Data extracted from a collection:

"""

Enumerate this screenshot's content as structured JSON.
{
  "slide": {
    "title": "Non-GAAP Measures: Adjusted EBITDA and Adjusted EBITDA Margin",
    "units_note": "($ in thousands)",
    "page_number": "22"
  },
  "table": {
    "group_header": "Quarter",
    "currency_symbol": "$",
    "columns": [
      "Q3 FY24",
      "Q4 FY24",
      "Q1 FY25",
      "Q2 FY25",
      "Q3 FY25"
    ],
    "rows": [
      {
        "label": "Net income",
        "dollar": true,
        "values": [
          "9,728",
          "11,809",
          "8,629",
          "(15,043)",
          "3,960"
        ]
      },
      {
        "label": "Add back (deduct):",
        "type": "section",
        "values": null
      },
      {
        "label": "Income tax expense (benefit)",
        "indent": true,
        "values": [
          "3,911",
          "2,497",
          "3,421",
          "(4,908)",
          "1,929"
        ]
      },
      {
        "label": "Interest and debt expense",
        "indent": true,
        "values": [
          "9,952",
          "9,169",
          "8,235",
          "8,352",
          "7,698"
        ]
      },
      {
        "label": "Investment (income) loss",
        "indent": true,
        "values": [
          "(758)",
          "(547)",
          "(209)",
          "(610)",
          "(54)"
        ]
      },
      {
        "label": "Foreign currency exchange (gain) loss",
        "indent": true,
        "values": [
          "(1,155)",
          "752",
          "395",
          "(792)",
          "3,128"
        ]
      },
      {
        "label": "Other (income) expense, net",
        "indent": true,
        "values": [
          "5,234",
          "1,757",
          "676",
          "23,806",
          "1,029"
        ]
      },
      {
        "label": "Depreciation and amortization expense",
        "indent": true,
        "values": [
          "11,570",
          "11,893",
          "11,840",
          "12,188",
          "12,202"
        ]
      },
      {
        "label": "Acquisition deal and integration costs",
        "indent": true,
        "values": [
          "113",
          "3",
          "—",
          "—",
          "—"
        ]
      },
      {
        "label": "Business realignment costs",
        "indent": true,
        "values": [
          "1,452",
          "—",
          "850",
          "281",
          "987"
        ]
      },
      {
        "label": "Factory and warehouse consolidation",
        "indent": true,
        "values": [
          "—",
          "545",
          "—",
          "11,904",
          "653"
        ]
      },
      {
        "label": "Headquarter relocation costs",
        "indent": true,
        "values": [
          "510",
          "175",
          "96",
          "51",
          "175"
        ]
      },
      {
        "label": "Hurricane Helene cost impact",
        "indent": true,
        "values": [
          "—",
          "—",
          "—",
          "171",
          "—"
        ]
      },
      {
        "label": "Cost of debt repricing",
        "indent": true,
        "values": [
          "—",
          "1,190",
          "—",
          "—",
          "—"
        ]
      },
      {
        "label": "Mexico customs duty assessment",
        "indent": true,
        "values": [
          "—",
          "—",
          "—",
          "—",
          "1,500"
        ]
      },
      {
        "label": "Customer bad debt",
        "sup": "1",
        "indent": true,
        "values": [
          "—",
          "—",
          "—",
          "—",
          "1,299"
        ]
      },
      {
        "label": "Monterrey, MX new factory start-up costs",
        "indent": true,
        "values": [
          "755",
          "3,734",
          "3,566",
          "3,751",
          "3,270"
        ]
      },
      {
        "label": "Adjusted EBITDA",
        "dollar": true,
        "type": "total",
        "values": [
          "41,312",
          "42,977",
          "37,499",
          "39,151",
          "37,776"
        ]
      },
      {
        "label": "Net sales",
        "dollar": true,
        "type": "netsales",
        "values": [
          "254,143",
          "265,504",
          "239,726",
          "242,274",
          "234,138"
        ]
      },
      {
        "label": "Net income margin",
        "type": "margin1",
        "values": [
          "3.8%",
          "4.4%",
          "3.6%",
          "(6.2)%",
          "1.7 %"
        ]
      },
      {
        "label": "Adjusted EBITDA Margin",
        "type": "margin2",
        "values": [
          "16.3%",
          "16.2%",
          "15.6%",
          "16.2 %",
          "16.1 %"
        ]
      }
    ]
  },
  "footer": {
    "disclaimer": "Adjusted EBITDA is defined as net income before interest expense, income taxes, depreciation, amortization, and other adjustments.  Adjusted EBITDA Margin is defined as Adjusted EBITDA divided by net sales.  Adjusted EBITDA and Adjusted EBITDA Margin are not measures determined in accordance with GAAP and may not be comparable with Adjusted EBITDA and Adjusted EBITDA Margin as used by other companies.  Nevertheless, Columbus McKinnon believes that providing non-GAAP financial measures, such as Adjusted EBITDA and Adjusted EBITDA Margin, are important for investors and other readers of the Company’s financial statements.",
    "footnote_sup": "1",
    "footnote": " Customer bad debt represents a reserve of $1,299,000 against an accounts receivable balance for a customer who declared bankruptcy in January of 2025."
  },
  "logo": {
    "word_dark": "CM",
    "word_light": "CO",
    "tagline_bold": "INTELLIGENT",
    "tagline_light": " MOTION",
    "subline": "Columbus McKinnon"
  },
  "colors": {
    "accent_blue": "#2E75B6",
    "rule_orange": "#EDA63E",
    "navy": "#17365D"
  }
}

"""

(WHAT YOU HAVE TO DO): Return all lines with the word "debt" in them.

(TASK RESULT):
        "label": "Interest and debt expense",
        "label": "Cost of debt repricing",
        "label": "Customer bad debt",
    "footnote": " Customer bad debt represents a reserve of $1,299,000 against an accounts receivable balance for a customer who declared bankruptcy in January of 2025."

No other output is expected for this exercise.